Make an exact copy of the listing below.

*Dataset records*
____

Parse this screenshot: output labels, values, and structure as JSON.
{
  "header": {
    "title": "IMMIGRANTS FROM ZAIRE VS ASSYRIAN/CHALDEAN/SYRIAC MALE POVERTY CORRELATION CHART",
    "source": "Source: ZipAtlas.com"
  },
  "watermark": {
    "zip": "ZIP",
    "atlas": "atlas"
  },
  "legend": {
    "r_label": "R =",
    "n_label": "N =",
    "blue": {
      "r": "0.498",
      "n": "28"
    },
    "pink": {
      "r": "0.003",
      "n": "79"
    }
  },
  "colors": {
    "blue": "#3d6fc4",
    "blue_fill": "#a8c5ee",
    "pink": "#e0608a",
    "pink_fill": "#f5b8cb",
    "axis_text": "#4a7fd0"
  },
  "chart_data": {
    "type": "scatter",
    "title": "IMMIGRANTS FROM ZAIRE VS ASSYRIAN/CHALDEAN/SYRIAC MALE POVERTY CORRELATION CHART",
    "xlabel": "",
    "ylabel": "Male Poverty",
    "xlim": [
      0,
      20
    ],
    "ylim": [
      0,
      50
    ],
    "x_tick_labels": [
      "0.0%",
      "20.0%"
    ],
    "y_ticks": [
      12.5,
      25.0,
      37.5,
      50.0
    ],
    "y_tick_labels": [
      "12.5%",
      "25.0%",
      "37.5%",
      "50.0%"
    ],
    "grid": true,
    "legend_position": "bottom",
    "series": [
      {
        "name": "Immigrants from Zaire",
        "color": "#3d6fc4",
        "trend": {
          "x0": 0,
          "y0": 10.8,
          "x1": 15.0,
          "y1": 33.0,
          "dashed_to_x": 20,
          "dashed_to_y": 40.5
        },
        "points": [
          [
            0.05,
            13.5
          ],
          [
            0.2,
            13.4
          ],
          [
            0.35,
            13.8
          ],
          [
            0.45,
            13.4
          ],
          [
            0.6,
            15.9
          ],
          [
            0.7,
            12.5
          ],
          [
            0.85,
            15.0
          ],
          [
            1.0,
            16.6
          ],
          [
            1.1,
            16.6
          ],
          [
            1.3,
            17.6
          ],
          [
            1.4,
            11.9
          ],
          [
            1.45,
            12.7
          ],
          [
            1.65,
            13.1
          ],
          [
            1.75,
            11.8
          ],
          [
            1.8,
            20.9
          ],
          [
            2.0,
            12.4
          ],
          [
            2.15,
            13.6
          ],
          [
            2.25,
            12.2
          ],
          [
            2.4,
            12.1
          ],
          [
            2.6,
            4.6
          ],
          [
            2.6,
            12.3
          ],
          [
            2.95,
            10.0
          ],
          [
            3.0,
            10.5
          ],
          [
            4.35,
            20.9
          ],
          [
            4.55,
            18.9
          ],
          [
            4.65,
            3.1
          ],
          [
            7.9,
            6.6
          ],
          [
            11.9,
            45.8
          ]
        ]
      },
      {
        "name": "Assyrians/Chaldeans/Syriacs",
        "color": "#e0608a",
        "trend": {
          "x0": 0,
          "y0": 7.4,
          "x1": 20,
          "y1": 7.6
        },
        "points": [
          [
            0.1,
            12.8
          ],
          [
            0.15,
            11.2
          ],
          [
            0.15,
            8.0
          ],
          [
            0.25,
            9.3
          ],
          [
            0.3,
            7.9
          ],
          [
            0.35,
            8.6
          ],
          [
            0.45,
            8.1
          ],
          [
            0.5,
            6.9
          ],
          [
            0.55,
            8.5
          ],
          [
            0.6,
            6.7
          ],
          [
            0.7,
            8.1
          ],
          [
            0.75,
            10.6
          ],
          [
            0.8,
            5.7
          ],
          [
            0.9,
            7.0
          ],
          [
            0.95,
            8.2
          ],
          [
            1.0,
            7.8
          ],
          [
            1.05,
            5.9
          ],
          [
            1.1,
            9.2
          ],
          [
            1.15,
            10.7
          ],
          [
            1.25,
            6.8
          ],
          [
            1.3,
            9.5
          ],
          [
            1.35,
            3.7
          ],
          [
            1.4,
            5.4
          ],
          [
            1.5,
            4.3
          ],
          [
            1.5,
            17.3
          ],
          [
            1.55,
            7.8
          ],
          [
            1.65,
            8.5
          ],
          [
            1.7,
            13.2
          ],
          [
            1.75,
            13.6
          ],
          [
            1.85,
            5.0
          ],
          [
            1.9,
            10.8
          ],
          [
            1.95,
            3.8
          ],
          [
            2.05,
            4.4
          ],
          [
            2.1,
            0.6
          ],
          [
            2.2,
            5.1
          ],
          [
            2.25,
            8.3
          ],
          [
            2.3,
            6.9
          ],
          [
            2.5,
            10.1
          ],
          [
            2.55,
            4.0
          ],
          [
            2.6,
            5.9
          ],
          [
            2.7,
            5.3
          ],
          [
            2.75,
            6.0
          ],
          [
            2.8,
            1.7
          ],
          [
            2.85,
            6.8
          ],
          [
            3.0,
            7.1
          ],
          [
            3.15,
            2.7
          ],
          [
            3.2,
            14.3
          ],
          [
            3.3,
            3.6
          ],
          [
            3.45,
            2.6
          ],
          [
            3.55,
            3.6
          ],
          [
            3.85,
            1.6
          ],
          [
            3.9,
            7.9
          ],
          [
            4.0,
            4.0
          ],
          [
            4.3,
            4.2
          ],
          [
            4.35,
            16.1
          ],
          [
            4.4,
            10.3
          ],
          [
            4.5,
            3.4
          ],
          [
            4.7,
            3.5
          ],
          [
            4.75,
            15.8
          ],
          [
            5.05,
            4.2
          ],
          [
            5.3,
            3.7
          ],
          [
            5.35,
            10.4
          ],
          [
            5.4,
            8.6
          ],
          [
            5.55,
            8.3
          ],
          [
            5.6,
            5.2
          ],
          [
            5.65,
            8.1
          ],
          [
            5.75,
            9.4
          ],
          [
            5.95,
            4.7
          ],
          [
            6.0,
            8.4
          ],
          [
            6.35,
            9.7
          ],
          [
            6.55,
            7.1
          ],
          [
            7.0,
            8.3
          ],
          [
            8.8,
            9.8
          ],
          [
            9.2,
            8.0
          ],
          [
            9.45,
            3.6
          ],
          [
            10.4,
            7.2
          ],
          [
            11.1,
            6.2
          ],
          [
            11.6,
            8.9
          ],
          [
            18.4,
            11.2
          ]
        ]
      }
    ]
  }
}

____

*Result*
Parse this screenshot: output labels, values, and structure as JSON.
{
  "header": {
    "title": "IMMIGRANTS FROM ZAIRE VS ASSYRIAN/CHALDEAN/SYRIAC MALE POVERTY CORRELATION CHART",
    "source": "Source: ZipAtlas.com"
  },
  "watermark": {
    "zip": "ZIP",
    "atlas": "atlas"
  },
  "legend": {
    "r_label": "R =",
    "n_label": "N =",
    "blue": {
      "r": "0.498",
      "n": "28"
    },
    "pink": {
      "r": "0.003",
      "n": "79"
    }
  },
  "colors": {
    "blue": "#3d6fc4",
    "blue_fill": "#a8c5ee",
    "pink": "#e0608a",
    "pink_fill": "#f5b8cb",
    "axis_text": "#4a7fd0"
  },
  "chart_data": {
    "type": "scatter",
    "title": "IMMIGRANTS FROM ZAIRE VS ASSYRIAN/CHALDEAN/SYRIAC MALE POVERTY CORRELATION CHART",
    "xlabel": "",
    "ylabel": "Male Poverty",
    "xlim": [
      0,
      20
    ],
    "ylim": [
      0,
      50
    ],
    "x_tick_labels": [
      "0.0%",
      "20.0%"
    ],
    "y_ticks": [
      12.5,
      25.0,
      37.5,
      50.0
    ],
    "y_tick_labels": [
      "12.5%",
      "25.0%",
      "37.5%",
      "50.0%"
    ],
    "grid": true,
    "legend_position": "bottom",
    "series": [
      {
        "name": "Immigrants from Zaire",
        "color": "#3d6fc4",
        "trend": {
          "x0": 0,
          "y0": 10.8,
          "x1": 15.0,
          "y1": 33.0,
          "dashed_to_x": 20,
          "dashed_to_y": 40.5
        },
        "points": [
          [
            0.05,
            13.5
          ],
          [
            0.2,
            13.4
          ],
          [
            0.35,
            13.8
          ],
          [
            0.45,
            13.4
          ],
          [
            0.6,
            15.9
          ],
          [
            0.7,
            12.5
          ],
          [
            0.85,
            15.0
          ],
          [
            1.0,
            16.6
          ],
          [
            1.1,
            16.6
          ],
          [
            1.3,
            17.6
          ],
          [
            1.4,
            11.9
          ],
          [
            1.45,
            12.7
          ],
          [
            1.65,
            13.1
          ],
          [
            1.75,
            11.8
          ],
          [
            1.8,
            20.9
          ],
          [
            2.0,
            12.4
          ],
          [
            2.15,
            13.6
          ],
          [
            2.25,
            12.2
          ],
          [
            2.4,
            12.1
          ],
          [
            2.6,
            4.6
          ],
          [
            2.6,
            12.3
          ],
          [
            2.95,
            10.0
          ],
          [
            3.0,
            10.5
          ],
          [
            4.35,
            20.9
          ],
          [
            4.55,
            18.9
          ],
          [
            4.65,
            3.1
          ],
          [
            7.9,
            6.6
          ],
          [
            11.9,
            45.8
          ]
        ]
      },
      {
        "name": "Assyrians/Chaldeans/Syriacs",
        "color": "#e0608a",
        "trend": {
          "x0": 0,
          "y0": 7.4,
          "x1": 20,
          "y1": 7.6
        },
        "points": [
          [
            0.1,
            12.8
          ],
          [
            0.15,
            11.2
          ],
          [
            0.15,
            8.0
          ],
          [
            0.25,
            9.3
          ],
          [
            0.3,
            7.9
          ],
          [
            0.35,
            8.6
          ],
          [
            0.45,
            8.1
          ],
          [
            0.5,
            6.9
          ],
          [
            0.55,
            8.5
          ],
          [
            0.6,
            6.7
          ],
          [
            0.7,
            8.1
          ],
          [
            0.75,
            10.6
          ],
          [
            0.8,
            5.7
          ],
          [
            0.9,
            7.0
          ],
          [
            0.95,
            8.2
          ],
          [
            1.0,
            7.8
          ],
          [
            1.05,
            5.9
          ],
          [
            1.1,
            9.2
          ],
          [
            1.15,
            10.7
          ],
          [
            1.25,
            6.8
          ],
          [
            1.3,
            9.5
          ],
          [
            1.35,
            3.7
          ],
          [
            1.4,
            5.4
          ],
          [
            1.5,
            4.3
          ],
          [
            1.5,
            17.3
          ],
          [
            1.55,
            7.8
          ],
          [
            1.65,
            8.5
          ],
          [
            1.7,
            13.2
          ],
          [
            1.75,
            13.6
          ],
          [
            1.85,
            5.0
          ],
          [
            1.9,
            10.8
          ],
          [
            1.95,
            3.8
          ],
          [
            2.05,
            4.4
          ],
          [
            2.1,
            0.6
          ],
          [
            2.2,
            5.1
          ],
          [
            2.25,
            8.3
          ],
          [
            2.3,
            6.9
          ],
          [
            2.5,
            10.1
          ],
          [
            2.55,
            4.0
          ],
          [
            2.6,
            5.9
          ],
          [
            2.7,
            5.3
          ],
          [
            2.75,
            6.0
          ],
          [
            2.8,
            1.7
          ],
          [
            2.85,
            6.8
          ],
          [
            3.0,
            7.1
          ],
          [
            3.15,
            2.7
          ],
          [
            3.2,
            14.3
          ],
          [
            3.3,
            3.6
          ],
          [
            3.45,
            2.6
          ],
          [
            3.55,
            3.6
          ],
          [
            3.85,
            1.6
          ],
          [
            3.9,
            7.9
          ],
          [
            4.0,
            4.0
          ],
          [
            4.3,
            4.2
          ],
          [
            4.35,
            16.1
          ],
          [
            4.4,
            10.3
          ],
          [
            4.5,
            3.4
          ],
          [
            4.7,
            3.5
          ],
          [
            4.75,
            15.8
          ],
          [
            5.05,
            4.2
          ],
          [
            5.3,
            3.7
          ],
          [
            5.35,
            10.4
          ],
          [
            5.4,
            8.6
          ],
          [
            5.55,
            8.3
          ],
          [
            5.6,
            5.2
          ],
          [
            5.65,
            8.1
          ],
          [
            5.75,
            9.4
          ],
          [
            5.95,
            4.7
          ],
          [
            6.0,
            8.4
          ],
          [
            6.35,
            9.7
          ],
          [
            6.55,
            7.1
          ],
          [
            7.0,
            8.3
          ],
          [
            8.8,
            9.8
          ],
          [
            9.2,
            8.0
          ],
          [
            9.45,
            3.6
          ],
          [
            10.4,
            7.2
          ],
          [
            11.1,
            6.2
          ],
          [
            11.6,
            8.9
          ],
          [
            18.4,
            11.2
          ]
        ]
      }
    ]
  }
}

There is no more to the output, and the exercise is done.